* start *

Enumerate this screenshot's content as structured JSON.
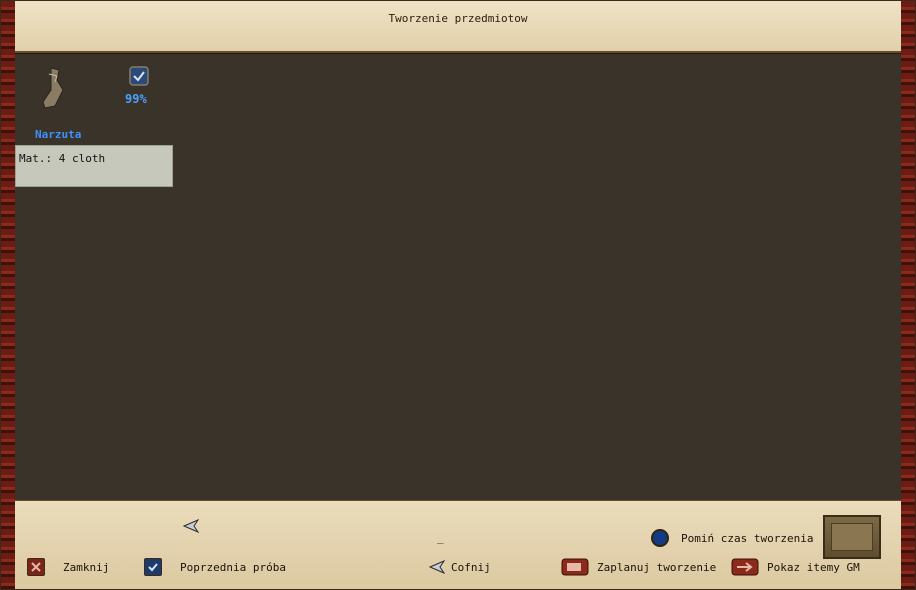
{
  "window": {
    "title": "Tworzenie przedmiotow"
  },
  "item": {
    "name": "Narzuta",
    "success_chance": "99%",
    "materials": "Mat.: 4 cloth",
    "icon": "cloak-icon"
  },
  "footer": {
    "page_back_icon": "arrow-left-icon",
    "underscore": "_",
    "close_label": "Zamknij",
    "previous_attempt_label": "Poprzednia próba",
    "back_label": "Cofnij",
    "schedule_label": "Zaplanuj tworzenie",
    "show_gm_label": "Pokaz itemy GM",
    "skip_time_label": "Pomiń czas tworzenia"
  },
  "colors": {
    "parchment": "#e7d9b8",
    "panel": "#39332a",
    "accent_blue": "#4aa2ff",
    "border_red": "#8b2a1c"
  }
}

* end *

Extract all lines from the data in which "icon" is found.

Completed exercise -
    "icon": "cloak-icon"
    "page_back_icon": "arrow-left-icon",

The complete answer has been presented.